-- Exercise requirements --
Revise the entries starting at the line containing "Give me the" and ending at the line containing "tab-cash-flow[interactable]: 钱流 [596, 180, 640, 205]", swapping "screenshot" for "image" and leaving everything else as it is. Return only those lines.

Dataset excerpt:
---*---

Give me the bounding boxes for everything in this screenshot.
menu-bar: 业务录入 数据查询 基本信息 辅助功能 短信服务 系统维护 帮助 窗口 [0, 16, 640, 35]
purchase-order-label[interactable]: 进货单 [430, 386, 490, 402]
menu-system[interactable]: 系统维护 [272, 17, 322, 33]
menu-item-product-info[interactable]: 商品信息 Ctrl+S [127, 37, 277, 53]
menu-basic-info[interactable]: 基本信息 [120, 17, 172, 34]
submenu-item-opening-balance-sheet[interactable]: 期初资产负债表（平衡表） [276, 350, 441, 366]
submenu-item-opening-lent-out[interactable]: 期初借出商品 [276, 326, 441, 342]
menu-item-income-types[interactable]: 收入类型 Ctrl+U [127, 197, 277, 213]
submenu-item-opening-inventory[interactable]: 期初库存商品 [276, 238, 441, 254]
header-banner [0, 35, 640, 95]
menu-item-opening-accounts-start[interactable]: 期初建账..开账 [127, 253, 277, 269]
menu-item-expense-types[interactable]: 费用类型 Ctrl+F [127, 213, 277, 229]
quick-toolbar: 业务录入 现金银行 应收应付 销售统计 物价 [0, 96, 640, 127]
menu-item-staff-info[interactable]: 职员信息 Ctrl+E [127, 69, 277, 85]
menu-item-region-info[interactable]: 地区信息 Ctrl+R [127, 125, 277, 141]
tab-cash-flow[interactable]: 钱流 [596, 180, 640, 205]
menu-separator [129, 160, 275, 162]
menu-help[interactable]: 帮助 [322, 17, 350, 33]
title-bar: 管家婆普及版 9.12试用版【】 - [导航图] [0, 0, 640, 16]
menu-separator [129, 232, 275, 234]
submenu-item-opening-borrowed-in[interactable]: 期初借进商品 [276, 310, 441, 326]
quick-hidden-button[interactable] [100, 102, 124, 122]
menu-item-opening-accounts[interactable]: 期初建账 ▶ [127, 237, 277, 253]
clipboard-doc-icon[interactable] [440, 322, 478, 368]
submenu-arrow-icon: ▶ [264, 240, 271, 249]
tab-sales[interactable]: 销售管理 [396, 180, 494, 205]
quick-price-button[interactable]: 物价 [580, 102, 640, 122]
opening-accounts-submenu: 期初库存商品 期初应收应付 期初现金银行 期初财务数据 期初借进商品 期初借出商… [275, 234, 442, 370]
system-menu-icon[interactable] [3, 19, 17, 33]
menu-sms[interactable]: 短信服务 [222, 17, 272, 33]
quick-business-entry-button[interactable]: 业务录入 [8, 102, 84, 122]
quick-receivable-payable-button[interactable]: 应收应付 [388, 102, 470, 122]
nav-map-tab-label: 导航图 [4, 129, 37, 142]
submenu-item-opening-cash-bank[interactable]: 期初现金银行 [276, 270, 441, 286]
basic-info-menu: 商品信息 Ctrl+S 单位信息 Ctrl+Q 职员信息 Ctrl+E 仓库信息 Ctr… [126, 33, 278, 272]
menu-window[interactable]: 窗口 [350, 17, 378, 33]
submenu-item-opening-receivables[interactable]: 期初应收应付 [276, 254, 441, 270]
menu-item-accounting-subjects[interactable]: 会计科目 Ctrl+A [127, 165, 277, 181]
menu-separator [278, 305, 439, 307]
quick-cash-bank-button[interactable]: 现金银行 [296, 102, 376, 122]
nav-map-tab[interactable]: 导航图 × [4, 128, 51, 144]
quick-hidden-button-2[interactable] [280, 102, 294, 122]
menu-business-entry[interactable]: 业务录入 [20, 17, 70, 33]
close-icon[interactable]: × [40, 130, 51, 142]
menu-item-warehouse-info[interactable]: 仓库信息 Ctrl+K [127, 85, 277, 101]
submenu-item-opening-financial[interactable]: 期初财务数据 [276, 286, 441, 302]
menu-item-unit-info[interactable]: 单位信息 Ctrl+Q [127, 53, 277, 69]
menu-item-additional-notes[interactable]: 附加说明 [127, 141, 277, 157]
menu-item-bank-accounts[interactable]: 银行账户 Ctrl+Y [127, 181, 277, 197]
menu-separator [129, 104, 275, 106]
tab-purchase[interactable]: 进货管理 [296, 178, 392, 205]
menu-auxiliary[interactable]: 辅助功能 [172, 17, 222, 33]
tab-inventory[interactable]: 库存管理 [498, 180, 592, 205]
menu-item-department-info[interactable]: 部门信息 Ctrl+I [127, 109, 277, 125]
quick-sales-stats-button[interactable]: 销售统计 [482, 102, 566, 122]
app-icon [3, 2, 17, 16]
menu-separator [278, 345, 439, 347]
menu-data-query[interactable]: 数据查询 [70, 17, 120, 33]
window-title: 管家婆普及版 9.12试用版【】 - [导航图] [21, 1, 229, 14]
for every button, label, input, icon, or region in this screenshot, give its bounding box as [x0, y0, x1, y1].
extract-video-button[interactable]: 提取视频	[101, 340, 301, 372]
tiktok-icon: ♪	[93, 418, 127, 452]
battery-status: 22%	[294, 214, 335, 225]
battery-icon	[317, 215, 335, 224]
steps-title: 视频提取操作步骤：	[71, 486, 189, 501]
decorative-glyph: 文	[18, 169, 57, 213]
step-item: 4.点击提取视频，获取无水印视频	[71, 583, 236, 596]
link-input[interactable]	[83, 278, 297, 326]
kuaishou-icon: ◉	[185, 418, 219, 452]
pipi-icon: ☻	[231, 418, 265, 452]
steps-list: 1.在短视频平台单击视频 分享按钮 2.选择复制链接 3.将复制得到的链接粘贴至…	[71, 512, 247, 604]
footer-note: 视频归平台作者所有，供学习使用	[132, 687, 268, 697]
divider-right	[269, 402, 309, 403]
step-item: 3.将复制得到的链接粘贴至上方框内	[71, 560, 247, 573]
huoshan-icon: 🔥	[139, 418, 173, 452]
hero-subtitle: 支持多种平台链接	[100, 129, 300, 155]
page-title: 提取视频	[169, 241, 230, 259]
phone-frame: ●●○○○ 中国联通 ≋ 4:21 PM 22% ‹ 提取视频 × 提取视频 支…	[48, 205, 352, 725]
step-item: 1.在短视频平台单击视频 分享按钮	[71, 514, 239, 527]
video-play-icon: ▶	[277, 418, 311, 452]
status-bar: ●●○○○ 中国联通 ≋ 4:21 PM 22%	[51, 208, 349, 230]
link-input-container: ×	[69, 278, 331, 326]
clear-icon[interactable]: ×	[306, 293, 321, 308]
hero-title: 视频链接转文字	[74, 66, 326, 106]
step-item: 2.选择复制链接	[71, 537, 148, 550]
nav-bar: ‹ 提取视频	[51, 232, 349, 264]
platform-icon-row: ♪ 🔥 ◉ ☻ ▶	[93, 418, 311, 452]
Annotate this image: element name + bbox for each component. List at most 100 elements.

---*---

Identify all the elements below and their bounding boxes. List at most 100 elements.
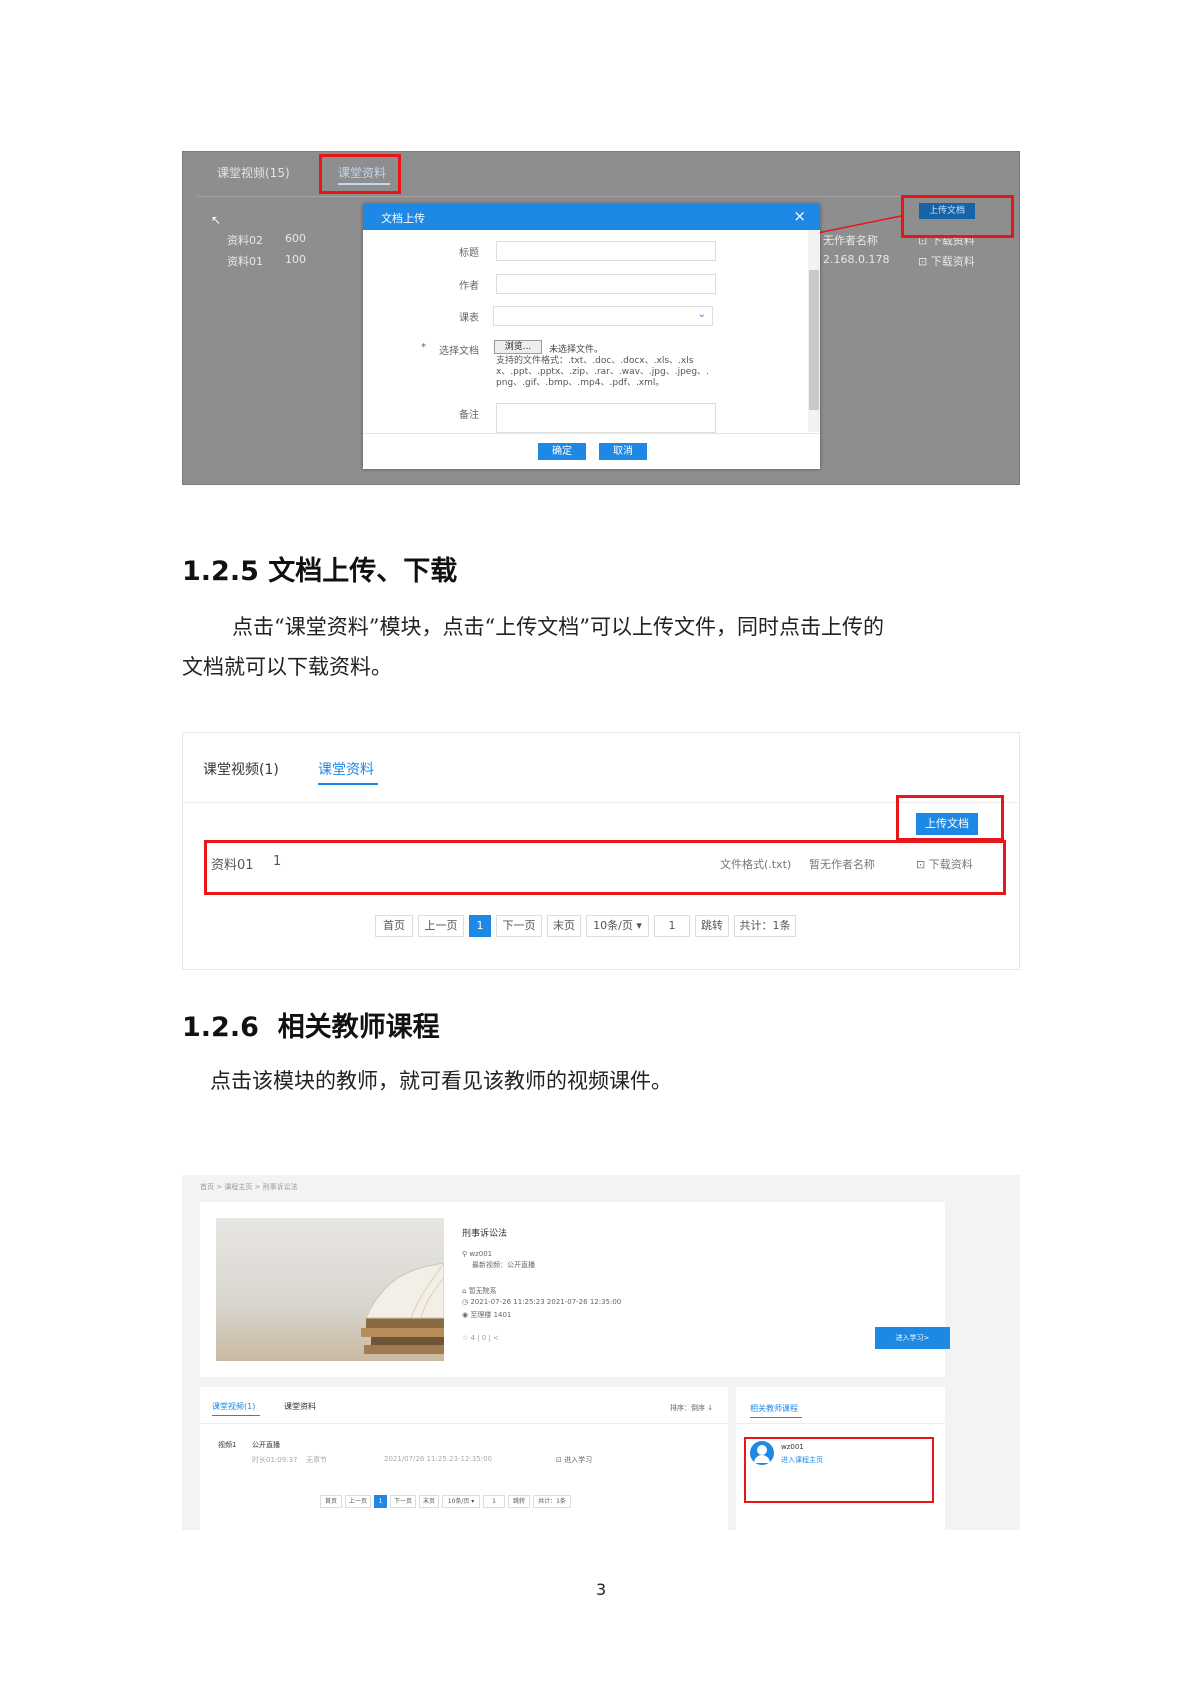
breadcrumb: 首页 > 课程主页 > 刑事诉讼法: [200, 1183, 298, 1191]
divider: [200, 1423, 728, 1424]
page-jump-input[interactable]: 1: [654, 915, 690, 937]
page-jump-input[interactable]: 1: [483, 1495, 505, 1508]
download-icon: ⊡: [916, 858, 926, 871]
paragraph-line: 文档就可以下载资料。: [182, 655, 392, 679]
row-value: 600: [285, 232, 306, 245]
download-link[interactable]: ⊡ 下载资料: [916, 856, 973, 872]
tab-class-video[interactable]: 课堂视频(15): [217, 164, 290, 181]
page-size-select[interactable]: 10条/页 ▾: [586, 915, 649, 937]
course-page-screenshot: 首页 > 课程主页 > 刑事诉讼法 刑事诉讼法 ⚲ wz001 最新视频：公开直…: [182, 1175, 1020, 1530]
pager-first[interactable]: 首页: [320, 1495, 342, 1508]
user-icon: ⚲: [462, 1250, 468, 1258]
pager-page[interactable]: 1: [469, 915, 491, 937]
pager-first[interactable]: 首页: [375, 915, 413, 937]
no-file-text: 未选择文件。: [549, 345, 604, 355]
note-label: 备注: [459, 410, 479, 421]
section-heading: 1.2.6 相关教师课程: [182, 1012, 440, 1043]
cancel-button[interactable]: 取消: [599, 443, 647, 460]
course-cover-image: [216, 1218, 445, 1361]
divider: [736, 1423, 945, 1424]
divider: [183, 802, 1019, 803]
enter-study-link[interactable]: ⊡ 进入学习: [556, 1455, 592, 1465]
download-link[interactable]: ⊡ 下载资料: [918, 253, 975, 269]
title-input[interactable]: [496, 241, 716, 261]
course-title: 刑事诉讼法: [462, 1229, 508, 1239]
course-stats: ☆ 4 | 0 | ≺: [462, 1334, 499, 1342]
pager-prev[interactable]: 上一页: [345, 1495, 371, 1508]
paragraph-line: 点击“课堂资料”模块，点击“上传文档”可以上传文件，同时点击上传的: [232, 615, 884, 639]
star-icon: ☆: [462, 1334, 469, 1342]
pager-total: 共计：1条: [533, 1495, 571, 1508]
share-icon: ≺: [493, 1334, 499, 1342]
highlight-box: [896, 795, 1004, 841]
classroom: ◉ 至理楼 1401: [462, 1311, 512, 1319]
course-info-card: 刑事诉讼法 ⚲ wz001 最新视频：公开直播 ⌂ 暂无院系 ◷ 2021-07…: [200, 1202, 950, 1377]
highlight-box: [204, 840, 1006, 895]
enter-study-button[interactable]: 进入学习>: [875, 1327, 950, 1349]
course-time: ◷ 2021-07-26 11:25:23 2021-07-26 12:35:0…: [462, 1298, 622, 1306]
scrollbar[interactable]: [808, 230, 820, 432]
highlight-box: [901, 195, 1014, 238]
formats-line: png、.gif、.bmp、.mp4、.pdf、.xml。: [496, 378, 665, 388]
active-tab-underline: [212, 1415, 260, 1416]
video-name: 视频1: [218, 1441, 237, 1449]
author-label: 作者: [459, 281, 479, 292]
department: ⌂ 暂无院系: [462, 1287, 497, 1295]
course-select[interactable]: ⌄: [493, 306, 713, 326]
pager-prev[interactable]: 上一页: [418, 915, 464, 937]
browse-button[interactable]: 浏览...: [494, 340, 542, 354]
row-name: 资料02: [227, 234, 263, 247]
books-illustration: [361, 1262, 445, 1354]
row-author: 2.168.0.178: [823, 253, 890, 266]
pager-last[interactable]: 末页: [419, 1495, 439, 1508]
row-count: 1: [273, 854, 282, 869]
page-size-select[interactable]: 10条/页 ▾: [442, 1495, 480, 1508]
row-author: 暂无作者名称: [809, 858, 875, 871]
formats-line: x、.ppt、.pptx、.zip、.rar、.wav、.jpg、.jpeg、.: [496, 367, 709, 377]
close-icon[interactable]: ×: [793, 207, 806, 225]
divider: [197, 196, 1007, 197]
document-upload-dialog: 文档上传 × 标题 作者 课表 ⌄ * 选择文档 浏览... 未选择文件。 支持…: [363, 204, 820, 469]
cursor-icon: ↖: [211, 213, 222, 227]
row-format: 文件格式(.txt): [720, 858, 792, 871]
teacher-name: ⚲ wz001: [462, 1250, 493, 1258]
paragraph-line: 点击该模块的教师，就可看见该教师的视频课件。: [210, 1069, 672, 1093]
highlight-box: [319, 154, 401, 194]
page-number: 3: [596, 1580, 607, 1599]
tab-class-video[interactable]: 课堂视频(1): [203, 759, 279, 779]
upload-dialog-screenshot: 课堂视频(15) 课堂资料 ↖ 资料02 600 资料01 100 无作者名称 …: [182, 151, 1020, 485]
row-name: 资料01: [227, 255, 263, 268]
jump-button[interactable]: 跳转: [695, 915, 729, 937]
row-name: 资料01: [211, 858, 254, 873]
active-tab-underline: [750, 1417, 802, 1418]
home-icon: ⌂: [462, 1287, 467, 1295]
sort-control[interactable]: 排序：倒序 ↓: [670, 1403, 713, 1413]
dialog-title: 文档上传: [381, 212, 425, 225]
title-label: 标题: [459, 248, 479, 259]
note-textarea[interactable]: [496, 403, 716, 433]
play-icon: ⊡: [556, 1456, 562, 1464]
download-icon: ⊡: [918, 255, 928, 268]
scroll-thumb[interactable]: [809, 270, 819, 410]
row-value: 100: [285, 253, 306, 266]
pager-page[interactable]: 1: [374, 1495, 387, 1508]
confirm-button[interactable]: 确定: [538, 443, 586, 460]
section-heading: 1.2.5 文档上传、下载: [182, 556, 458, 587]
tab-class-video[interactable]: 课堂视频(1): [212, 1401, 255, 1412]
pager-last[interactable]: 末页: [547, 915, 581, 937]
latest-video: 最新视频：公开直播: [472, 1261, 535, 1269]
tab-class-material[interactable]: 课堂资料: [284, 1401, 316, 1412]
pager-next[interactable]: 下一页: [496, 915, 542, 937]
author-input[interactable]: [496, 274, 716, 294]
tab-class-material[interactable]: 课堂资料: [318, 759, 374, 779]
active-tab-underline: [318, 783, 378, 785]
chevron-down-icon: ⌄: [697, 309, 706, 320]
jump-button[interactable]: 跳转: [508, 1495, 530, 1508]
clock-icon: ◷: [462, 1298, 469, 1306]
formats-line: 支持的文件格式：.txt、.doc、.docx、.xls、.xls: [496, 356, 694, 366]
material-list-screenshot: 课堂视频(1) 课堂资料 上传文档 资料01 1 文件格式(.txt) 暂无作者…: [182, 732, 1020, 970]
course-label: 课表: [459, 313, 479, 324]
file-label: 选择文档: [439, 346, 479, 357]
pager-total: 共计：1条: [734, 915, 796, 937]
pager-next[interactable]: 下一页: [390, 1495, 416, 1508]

---*---

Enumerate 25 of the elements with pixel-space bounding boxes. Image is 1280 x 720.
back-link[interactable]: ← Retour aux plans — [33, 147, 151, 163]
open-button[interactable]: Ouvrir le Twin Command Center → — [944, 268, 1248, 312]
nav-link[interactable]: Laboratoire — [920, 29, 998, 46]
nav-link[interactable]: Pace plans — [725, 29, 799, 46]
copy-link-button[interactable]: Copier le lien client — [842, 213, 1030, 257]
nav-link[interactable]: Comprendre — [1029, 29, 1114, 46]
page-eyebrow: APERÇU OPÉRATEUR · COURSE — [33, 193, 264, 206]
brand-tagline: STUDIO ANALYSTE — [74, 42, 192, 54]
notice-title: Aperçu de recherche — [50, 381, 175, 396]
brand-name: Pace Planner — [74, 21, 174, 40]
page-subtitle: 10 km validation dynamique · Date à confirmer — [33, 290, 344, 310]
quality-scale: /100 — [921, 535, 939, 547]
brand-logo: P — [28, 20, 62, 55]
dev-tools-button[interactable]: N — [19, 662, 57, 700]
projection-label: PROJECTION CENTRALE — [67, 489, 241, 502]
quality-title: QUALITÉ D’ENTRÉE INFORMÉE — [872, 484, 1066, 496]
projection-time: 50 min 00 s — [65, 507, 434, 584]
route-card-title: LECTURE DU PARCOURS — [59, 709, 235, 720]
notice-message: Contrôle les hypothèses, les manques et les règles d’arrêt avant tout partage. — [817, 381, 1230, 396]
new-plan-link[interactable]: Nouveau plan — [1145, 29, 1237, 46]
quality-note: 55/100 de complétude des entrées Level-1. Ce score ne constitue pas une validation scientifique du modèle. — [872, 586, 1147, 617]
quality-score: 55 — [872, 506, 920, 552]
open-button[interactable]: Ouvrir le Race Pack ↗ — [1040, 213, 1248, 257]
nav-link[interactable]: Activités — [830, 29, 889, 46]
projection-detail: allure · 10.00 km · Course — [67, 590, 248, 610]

---*---

-- Exercise result --
Give me the bounding boxes for everything in this image.
menu-bar: 业务录入 数据查询 基本信息 辅助功能 短信服务 系统维护 帮助 窗口 [0, 16, 640, 35]
purchase-order-label[interactable]: 进货单 [430, 386, 490, 402]
menu-system[interactable]: 系统维护 [272, 17, 322, 33]
menu-item-product-info[interactable]: 商品信息 Ctrl+S [127, 37, 277, 53]
menu-basic-info[interactable]: 基本信息 [120, 17, 172, 34]
submenu-item-opening-balance-sheet[interactable]: 期初资产负债表（平衡表） [276, 350, 441, 366]
submenu-item-opening-lent-out[interactable]: 期初借出商品 [276, 326, 441, 342]
menu-item-income-types[interactable]: 收入类型 Ctrl+U [127, 197, 277, 213]
submenu-item-opening-inventory[interactable]: 期初库存商品 [276, 238, 441, 254]
header-banner [0, 35, 640, 95]
menu-item-opening-accounts-start[interactable]: 期初建账..开账 [127, 253, 277, 269]
menu-item-expense-types[interactable]: 费用类型 Ctrl+F [127, 213, 277, 229]
quick-toolbar: 业务录入 现金银行 应收应付 销售统计 物价 [0, 96, 640, 127]
menu-item-staff-info[interactable]: 职员信息 Ctrl+E [127, 69, 277, 85]
menu-item-region-info[interactable]: 地区信息 Ctrl+R [127, 125, 277, 141]
tab-cash-flow[interactable]: 钱流 [596, 180, 640, 205]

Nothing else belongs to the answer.